--- start of DATA ROWS ---

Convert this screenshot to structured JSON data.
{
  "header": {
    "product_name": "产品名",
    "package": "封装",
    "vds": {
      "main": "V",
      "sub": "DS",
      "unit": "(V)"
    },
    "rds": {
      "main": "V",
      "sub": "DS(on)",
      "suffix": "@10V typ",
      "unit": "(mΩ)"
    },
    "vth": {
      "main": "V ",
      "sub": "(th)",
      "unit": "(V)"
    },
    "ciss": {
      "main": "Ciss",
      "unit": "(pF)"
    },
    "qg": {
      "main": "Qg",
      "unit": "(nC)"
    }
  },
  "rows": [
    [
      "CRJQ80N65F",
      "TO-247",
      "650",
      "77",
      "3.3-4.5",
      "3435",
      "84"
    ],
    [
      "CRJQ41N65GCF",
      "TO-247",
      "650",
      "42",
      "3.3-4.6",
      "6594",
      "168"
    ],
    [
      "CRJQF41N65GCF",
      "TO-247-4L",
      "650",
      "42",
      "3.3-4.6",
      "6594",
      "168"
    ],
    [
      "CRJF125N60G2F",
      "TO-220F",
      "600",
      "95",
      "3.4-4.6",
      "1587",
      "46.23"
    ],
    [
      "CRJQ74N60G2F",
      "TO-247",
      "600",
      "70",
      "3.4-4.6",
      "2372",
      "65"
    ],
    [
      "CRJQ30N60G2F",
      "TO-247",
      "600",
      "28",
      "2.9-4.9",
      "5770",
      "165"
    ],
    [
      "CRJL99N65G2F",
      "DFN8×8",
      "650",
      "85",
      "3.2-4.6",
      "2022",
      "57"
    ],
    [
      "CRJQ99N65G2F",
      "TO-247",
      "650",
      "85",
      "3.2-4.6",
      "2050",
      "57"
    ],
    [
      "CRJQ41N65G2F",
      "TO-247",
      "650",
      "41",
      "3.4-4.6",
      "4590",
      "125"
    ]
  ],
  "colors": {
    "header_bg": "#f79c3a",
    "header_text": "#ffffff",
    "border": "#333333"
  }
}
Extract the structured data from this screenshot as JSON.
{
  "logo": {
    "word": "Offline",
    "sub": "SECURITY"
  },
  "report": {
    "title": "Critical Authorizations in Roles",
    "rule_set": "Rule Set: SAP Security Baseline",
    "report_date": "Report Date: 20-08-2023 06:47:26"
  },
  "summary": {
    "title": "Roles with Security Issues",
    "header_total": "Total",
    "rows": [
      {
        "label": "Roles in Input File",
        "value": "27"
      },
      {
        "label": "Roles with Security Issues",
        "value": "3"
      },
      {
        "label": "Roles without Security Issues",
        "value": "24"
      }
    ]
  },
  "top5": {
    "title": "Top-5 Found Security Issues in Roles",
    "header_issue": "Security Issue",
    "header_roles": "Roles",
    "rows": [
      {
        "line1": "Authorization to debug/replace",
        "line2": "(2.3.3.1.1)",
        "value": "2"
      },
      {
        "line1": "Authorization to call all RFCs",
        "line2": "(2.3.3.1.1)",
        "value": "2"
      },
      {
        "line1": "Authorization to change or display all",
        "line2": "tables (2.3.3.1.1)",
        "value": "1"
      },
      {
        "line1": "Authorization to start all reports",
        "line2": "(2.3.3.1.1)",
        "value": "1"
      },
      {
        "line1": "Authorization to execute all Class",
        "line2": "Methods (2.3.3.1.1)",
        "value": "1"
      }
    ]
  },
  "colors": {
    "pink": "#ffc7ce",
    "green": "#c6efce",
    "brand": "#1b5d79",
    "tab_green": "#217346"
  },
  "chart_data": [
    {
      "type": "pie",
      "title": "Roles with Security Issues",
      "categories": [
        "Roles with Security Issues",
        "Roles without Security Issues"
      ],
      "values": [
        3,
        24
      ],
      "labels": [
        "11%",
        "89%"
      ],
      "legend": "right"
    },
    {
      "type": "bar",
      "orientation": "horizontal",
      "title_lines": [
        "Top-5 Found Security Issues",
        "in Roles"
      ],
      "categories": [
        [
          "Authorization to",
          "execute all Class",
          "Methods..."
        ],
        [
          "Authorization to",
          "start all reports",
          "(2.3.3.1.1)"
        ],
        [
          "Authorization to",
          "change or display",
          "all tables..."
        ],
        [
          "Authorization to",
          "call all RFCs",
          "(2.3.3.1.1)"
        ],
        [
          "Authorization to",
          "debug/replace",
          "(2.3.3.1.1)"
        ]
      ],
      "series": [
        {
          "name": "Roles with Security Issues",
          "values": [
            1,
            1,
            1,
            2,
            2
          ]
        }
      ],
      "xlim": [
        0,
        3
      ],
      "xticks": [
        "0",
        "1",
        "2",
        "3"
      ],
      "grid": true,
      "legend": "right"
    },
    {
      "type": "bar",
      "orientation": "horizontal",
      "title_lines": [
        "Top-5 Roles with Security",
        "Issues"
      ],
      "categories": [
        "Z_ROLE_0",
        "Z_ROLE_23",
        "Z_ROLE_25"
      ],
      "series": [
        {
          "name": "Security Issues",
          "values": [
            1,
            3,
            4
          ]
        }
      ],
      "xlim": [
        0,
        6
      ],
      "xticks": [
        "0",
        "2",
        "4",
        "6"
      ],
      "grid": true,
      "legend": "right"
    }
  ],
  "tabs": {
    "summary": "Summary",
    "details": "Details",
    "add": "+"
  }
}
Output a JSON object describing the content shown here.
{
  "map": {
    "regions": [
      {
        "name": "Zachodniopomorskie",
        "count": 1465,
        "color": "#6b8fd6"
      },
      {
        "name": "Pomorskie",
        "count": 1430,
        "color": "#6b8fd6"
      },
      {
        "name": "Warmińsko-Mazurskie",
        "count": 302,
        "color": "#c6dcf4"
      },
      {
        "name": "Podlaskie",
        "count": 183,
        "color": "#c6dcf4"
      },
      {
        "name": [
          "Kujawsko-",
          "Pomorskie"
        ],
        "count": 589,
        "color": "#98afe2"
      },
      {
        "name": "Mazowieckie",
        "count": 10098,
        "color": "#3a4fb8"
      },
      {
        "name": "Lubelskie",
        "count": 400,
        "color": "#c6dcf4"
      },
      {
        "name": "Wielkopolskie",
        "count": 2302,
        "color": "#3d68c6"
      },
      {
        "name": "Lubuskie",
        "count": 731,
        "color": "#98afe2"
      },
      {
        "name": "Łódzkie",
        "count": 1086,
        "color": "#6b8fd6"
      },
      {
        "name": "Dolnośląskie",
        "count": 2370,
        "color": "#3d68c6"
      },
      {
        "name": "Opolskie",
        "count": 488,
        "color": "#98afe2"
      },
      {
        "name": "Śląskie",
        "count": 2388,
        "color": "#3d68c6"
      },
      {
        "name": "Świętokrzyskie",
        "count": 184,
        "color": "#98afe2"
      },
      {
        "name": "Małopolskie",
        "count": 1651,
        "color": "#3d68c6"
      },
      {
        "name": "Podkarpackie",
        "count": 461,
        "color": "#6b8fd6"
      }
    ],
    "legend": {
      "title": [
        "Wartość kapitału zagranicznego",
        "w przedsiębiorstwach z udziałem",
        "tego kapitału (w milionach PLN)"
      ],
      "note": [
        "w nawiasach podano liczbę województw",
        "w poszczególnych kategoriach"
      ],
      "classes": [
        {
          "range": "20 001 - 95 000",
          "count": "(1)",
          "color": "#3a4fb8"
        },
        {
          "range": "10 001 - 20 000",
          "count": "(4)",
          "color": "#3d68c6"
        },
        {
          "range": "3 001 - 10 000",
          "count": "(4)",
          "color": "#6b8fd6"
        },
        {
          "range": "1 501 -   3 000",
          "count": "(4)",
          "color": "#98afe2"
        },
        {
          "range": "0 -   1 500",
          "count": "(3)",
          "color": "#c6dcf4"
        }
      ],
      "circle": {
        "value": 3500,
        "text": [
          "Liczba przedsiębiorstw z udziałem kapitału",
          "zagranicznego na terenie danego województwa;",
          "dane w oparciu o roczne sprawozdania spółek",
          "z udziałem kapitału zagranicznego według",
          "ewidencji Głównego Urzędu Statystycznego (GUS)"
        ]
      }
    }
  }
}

--- end of DATA ROWS ---

> _WHAT YOU NEED TO DO_: Write out every line from the entries where "display" appears.

> _REPLY_:
        "line1": "Authorization to change or display all",
          "change or display",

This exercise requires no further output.